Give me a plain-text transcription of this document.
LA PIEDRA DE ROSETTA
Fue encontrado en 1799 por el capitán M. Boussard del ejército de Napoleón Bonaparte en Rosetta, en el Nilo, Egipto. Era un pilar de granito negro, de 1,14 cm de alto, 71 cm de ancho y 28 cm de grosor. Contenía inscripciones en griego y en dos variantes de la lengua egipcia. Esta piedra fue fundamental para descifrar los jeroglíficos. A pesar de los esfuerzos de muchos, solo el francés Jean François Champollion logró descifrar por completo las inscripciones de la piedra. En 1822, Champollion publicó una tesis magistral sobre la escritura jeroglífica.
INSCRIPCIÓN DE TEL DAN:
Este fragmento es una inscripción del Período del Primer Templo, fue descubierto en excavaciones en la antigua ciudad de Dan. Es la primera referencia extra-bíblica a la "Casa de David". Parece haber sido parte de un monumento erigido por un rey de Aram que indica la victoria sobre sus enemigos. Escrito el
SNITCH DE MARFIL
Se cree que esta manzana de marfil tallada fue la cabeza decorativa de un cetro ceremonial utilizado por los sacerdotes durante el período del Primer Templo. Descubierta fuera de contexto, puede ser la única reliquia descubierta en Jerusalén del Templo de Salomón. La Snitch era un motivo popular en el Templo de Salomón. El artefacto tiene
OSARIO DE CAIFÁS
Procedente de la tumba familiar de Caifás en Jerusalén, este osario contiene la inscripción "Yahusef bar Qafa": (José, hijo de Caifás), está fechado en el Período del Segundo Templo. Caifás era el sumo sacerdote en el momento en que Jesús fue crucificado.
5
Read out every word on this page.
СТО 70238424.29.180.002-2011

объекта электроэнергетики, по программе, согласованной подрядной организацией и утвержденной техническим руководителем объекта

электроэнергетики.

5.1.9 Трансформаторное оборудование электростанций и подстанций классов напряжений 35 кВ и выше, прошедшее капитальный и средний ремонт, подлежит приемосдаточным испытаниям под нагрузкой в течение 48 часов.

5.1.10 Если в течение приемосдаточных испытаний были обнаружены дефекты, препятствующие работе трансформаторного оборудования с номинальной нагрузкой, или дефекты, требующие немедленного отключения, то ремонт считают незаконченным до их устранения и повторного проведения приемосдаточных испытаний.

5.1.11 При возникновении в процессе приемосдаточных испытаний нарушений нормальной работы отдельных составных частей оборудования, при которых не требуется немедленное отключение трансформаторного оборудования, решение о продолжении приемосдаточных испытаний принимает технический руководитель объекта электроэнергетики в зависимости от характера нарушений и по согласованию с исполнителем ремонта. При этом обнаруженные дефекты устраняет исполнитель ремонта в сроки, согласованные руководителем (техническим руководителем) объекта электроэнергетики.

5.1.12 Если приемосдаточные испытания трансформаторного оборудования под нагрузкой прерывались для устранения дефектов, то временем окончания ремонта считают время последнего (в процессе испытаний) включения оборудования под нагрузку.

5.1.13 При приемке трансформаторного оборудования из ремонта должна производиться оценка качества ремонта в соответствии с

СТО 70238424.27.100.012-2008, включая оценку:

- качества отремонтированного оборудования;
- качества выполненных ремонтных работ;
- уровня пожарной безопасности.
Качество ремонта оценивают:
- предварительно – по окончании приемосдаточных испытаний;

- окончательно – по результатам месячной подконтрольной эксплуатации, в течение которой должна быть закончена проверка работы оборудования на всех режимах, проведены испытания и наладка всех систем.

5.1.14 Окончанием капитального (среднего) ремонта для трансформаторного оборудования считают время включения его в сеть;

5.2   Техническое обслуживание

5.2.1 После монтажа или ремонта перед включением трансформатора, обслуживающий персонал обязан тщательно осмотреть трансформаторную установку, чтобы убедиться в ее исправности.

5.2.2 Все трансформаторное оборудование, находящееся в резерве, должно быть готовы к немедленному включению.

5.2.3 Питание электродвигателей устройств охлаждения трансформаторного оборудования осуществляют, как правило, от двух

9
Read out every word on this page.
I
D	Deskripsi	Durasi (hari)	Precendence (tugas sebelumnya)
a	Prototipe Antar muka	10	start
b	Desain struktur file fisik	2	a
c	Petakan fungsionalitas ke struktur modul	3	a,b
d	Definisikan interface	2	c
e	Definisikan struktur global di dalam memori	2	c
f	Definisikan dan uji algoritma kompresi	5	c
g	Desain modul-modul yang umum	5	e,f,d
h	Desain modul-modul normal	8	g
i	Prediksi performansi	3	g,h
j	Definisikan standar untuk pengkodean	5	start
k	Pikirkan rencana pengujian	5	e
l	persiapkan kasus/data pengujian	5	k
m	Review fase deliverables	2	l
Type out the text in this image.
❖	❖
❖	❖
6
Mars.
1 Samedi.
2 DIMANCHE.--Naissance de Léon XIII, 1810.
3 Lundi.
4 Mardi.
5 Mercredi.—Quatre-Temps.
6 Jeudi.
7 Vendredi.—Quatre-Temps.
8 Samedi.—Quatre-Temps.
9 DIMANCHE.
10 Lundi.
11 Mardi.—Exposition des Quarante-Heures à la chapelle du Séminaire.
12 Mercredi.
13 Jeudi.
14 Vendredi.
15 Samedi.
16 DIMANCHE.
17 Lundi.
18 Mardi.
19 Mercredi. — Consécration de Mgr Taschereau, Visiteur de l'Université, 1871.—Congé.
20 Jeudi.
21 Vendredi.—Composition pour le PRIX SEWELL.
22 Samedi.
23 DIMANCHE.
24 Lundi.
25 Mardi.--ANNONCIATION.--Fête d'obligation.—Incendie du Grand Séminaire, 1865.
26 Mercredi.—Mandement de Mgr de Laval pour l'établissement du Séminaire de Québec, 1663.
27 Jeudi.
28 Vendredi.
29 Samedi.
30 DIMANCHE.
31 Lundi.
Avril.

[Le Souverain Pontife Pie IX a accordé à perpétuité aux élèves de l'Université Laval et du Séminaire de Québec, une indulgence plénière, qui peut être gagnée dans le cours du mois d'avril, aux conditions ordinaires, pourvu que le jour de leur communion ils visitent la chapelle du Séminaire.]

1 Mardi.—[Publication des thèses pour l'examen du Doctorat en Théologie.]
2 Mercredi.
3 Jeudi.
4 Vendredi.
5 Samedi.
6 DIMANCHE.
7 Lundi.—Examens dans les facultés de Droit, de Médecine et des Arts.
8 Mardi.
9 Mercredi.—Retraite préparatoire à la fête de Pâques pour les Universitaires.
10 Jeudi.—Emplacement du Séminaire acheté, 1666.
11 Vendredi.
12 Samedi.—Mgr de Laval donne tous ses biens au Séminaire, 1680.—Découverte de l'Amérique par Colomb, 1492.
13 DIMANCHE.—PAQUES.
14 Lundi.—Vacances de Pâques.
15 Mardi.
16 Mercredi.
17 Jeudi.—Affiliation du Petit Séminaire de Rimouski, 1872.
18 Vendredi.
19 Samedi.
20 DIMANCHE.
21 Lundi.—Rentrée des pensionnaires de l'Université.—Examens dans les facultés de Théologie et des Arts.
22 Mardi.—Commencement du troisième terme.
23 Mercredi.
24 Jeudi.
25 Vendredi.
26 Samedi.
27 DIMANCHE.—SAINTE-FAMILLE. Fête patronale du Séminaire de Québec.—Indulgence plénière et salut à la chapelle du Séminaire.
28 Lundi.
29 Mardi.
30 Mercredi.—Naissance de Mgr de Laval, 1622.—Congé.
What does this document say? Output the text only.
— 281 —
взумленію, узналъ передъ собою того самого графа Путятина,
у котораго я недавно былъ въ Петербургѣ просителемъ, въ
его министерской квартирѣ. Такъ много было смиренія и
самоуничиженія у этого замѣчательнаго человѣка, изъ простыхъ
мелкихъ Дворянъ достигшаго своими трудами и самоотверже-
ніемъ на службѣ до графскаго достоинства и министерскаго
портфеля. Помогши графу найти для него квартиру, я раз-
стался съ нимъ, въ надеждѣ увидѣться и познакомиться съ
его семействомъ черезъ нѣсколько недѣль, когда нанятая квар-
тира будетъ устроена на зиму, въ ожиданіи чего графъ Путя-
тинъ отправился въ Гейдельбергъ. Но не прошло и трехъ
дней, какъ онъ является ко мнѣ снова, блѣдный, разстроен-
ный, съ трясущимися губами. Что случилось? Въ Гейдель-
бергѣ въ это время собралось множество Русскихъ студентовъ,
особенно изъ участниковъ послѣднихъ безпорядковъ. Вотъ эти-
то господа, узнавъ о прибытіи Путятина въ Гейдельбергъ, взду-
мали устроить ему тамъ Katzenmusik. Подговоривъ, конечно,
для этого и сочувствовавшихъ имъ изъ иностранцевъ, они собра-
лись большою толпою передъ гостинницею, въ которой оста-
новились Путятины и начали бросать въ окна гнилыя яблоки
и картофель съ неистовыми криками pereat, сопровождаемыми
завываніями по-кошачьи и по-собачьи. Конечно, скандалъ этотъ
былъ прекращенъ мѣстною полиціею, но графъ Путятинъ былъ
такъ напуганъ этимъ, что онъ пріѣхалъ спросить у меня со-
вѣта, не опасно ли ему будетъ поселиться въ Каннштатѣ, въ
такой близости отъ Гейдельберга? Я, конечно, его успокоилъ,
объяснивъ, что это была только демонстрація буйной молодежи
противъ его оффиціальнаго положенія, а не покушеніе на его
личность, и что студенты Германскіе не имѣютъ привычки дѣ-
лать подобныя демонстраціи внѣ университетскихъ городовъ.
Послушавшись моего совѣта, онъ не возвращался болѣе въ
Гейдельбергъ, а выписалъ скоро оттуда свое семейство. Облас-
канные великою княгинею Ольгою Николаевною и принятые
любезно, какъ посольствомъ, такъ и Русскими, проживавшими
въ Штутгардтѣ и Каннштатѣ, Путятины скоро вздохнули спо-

----

Wherever the string "Mardi" appears in the entries above, list that line.

4 Mardi.
11 Mardi.—Exposition des Quarante-Heures à la chapelle du Séminaire.
18 Mardi.
25 Mardi.--ANNONCIATION.--Fête d'obligation.—Incendie du Grand Séminaire, 1865.
1 Mardi.—[Publication des thèses pour l'examen du Doctorat en Théologie.]
8 Mardi.
15 Mardi.
22 Mardi.—Commencement du troisième terme.
29 Mardi.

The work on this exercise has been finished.